**What you need to do**
Transcribe the entries that follow, word for word.

**Information provided**
++++

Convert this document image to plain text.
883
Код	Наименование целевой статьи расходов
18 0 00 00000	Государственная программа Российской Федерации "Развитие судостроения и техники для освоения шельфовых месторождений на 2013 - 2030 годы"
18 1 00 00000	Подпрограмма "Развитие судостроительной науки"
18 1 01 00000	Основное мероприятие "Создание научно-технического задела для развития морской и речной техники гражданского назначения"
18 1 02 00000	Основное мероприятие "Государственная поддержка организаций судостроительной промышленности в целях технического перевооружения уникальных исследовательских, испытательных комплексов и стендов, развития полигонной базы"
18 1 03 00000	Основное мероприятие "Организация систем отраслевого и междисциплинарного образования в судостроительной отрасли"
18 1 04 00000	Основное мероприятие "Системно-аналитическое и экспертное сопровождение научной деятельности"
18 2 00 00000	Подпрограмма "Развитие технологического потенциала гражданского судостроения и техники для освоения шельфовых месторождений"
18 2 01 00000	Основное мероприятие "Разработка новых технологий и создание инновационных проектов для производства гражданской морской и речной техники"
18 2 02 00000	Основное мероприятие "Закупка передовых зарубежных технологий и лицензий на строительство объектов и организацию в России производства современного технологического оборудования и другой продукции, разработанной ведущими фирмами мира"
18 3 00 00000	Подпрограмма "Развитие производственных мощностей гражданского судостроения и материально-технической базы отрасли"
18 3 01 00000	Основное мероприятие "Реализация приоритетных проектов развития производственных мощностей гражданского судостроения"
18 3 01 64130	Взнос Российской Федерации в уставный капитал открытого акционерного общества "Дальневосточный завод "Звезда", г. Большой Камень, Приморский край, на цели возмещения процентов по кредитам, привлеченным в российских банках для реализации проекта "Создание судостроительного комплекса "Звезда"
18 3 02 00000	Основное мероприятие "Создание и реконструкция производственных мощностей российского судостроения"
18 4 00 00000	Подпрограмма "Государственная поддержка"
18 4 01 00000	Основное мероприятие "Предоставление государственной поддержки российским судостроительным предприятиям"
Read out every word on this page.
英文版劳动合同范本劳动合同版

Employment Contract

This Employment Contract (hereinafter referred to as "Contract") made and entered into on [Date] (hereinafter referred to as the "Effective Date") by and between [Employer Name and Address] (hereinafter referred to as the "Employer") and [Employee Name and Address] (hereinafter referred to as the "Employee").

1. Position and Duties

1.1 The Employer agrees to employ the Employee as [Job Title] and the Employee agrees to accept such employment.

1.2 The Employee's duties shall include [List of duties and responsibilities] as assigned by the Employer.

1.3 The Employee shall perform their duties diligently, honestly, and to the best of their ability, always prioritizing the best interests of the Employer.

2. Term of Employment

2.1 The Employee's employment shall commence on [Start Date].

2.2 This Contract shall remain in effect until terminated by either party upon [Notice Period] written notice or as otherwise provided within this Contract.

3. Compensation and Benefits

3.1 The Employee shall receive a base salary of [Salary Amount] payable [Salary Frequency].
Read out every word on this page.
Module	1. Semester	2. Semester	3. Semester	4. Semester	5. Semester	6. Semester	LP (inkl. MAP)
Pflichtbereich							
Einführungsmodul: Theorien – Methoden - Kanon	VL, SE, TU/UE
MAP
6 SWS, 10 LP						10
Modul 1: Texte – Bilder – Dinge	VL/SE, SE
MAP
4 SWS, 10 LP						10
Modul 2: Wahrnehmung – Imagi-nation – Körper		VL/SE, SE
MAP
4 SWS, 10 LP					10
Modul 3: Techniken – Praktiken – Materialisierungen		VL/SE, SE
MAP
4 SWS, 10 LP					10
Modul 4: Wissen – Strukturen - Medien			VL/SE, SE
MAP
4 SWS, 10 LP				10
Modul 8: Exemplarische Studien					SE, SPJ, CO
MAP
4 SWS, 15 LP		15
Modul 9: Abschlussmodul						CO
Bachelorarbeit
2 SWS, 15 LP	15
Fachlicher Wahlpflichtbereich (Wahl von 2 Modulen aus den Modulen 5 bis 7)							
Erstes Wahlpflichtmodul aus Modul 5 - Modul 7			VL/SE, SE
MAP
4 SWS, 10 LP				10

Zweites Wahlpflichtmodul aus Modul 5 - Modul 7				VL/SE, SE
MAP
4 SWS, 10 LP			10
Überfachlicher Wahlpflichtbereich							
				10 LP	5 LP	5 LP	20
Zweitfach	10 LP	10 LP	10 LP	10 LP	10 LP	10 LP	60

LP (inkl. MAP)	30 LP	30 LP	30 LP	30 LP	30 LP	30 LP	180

++++

**Solution to this task**
Convert this document image to plain text.
883
Код	Наименование целевой статьи расходов
18 0 00 00000	Государственная программа Российской Федерации "Развитие судостроения и техники для освоения шельфовых месторождений на 2013 - 2030 годы"
18 1 00 00000	Подпрограмма "Развитие судостроительной науки"
18 1 01 00000	Основное мероприятие "Создание научно-технического задела для развития морской и речной техники гражданского назначения"
18 1 02 00000	Основное мероприятие "Государственная поддержка организаций судостроительной промышленности в целях технического перевооружения уникальных исследовательских, испытательных комплексов и стендов, развития полигонной базы"
18 1 03 00000	Основное мероприятие "Организация систем отраслевого и междисциплинарного образования в судостроительной отрасли"
18 1 04 00000	Основное мероприятие "Системно-аналитическое и экспертное сопровождение научной деятельности"
18 2 00 00000	Подпрограмма "Развитие технологического потенциала гражданского судостроения и техники для освоения шельфовых месторождений"
18 2 01 00000	Основное мероприятие "Разработка новых технологий и создание инновационных проектов для производства гражданской морской и речной техники"
18 2 02 00000	Основное мероприятие "Закупка передовых зарубежных технологий и лицензий на строительство объектов и организацию в России производства современного технологического оборудования и другой продукции, разработанной ведущими фирмами мира"
18 3 00 00000	Подпрограмма "Развитие производственных мощностей гражданского судостроения и материально-технической базы отрасли"
18 3 01 00000	Основное мероприятие "Реализация приоритетных проектов развития производственных мощностей гражданского судостроения"
18 3 01 64130	Взнос Российской Федерации в уставный капитал открытого акционерного общества "Дальневосточный завод "Звезда", г. Большой Камень, Приморский край, на цели возмещения процентов по кредитам, привлеченным в российских банках для реализации проекта "Создание судостроительного комплекса "Звезда"
18 3 02 00000	Основное мероприятие "Создание и реконструкция производственных мощностей российского судостроения"
18 4 00 00000	Подпрограмма "Государственная поддержка"
18 4 01 00000	Основное мероприятие "Предоставление государственной поддержки российским судостроительным предприятиям"
Read out every word on this page.
英文版劳动合同范本劳动合同版

Employment Contract

This Employment Contract (hereinafter referred to as "Contract") made and entered into on [Date] (hereinafter referred to as the "Effective Date") by and between [Employer Name and Address] (hereinafter referred to as the "Employer") and [Employee Name and Address] (hereinafter referred to as the "Employee").

1. Position and Duties

1.1 The Employer agrees to employ the Employee as [Job Title] and the Employee agrees to accept such employment.

1.2 The Employee's duties shall include [List of duties and responsibilities] as assigned by the Employer.

1.3 The Employee shall perform their duties diligently, honestly, and to the best of their ability, always prioritizing the best interests of the Employer.

2. Term of Employment

2.1 The Employee's employment shall commence on [Start Date].

2.2 This Contract shall remain in effect until terminated by either party upon [Notice Period] written notice or as otherwise provided within this Contract.

3. Compensation and Benefits

3.1 The Employee shall receive a base salary of [Salary Amount] payable [Salary Frequency].
Read out every word on this page.
Module	1. Semester	2. Semester	3. Semester	4. Semester	5. Semester	6. Semester	LP (inkl. MAP)
Pflichtbereich							
Einführungsmodul: Theorien – Methoden - Kanon	VL, SE, TU/UE
MAP
6 SWS, 10 LP						10
Modul 1: Texte – Bilder – Dinge	VL/SE, SE
MAP
4 SWS, 10 LP						10
Modul 2: Wahrnehmung – Imagi-nation – Körper		VL/SE, SE
MAP
4 SWS, 10 LP					10
Modul 3: Techniken – Praktiken – Materialisierungen		VL/SE, SE
MAP
4 SWS, 10 LP					10
Modul 4: Wissen – Strukturen - Medien			VL/SE, SE
MAP
4 SWS, 10 LP				10
Modul 8: Exemplarische Studien					SE, SPJ, CO
MAP
4 SWS, 15 LP		15
Modul 9: Abschlussmodul						CO
Bachelorarbeit
2 SWS, 15 LP	15
Fachlicher Wahlpflichtbereich (Wahl von 2 Modulen aus den Modulen 5 bis 7)							
Erstes Wahlpflichtmodul aus Modul 5 - Modul 7			VL/SE, SE
MAP
4 SWS, 10 LP				10

Zweites Wahlpflichtmodul aus Modul 5 - Modul 7				VL/SE, SE
MAP
4 SWS, 10 LP			10
Überfachlicher Wahlpflichtbereich							
				10 LP	5 LP	5 LP	20
Zweitfach	10 LP	10 LP	10 LP	10 LP	10 LP	10 LP	60

LP (inkl. MAP)	30 LP	30 LP	30 LP	30 LP	30 LP	30 LP	180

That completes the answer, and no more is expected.